>> start THE RECORDS
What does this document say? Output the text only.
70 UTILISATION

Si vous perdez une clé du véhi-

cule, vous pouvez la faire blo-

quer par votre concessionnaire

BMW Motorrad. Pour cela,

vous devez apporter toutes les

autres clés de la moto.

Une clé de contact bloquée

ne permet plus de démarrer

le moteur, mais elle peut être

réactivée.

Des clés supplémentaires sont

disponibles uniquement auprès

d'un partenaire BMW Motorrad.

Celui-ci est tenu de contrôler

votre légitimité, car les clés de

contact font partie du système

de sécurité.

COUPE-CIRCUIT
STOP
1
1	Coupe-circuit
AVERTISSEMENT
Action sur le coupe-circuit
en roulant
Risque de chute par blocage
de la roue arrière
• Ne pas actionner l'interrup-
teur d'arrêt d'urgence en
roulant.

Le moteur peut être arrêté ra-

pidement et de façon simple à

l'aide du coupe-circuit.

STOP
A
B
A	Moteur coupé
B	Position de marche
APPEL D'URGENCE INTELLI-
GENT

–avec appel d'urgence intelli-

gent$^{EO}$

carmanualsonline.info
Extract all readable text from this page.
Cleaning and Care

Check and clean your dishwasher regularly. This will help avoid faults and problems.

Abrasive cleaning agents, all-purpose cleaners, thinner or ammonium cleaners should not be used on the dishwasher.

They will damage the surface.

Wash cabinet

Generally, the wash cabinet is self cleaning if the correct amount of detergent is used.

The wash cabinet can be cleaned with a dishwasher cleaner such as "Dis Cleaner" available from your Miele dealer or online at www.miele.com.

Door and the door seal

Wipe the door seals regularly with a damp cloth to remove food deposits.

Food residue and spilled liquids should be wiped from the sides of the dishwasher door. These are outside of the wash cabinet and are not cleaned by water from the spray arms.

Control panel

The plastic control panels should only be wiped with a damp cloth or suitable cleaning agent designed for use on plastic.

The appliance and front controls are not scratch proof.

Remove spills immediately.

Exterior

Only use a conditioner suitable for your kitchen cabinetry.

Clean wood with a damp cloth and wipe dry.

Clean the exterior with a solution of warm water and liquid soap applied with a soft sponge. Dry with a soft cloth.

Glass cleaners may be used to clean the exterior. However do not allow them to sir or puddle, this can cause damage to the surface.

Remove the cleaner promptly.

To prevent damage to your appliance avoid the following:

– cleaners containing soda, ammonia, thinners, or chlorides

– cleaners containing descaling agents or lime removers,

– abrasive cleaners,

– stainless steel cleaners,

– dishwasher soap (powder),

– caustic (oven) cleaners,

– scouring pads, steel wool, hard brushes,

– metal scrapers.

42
>> end THE RECORDS
▸ OBJECTIVE:
Report only how many lines in the records contain the word "containing".

▸ REPLY TO THE TASK:
2